What you are asked to do:
Write out the records again, exactly, leaving none out.

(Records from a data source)
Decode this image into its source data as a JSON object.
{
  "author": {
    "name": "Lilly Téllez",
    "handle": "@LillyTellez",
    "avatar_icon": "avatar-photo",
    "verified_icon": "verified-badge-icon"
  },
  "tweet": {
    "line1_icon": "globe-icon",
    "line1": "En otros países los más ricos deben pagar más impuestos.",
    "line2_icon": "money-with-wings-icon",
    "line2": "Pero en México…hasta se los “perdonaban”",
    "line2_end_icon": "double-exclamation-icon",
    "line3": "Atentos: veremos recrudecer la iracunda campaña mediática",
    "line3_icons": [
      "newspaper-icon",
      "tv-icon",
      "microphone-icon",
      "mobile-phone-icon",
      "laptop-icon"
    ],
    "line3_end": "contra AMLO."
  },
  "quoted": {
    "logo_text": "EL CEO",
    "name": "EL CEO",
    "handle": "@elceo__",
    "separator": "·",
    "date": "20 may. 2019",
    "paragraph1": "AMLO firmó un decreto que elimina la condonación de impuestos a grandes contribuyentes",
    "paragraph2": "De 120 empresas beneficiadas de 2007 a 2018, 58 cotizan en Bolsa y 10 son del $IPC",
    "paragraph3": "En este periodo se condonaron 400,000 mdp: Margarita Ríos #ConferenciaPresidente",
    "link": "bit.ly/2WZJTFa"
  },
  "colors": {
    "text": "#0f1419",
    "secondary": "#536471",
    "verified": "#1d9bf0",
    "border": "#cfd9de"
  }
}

Task result:
Decode this image into its source data as a JSON object.
{
  "author": {
    "name": "Lilly Téllez",
    "handle": "@LillyTellez",
    "avatar_icon": "avatar-photo",
    "verified_icon": "verified-badge-icon"
  },
  "tweet": {
    "line1_icon": "globe-icon",
    "line1": "En otros países los más ricos deben pagar más impuestos.",
    "line2_icon": "money-with-wings-icon",
    "line2": "Pero en México…hasta se los “perdonaban”",
    "line2_end_icon": "double-exclamation-icon",
    "line3": "Atentos: veremos recrudecer la iracunda campaña mediática",
    "line3_icons": [
      "newspaper-icon",
      "tv-icon",
      "microphone-icon",
      "mobile-phone-icon",
      "laptop-icon"
    ],
    "line3_end": "contra AMLO."
  },
  "quoted": {
    "logo_text": "EL CEO",
    "name": "EL CEO",
    "handle": "@elceo__",
    "separator": "·",
    "date": "20 may. 2019",
    "paragraph1": "AMLO firmó un decreto que elimina la condonación de impuestos a grandes contribuyentes",
    "paragraph2": "De 120 empresas beneficiadas de 2007 a 2018, 58 cotizan en Bolsa y 10 son del $IPC",
    "paragraph3": "En este periodo se condonaron 400,000 mdp: Margarita Ríos #ConferenciaPresidente",
    "link": "bit.ly/2WZJTFa"
  },
  "colors": {
    "text": "#0f1419",
    "secondary": "#536471",
    "verified": "#1d9bf0",
    "border": "#cfd9de"
  }
}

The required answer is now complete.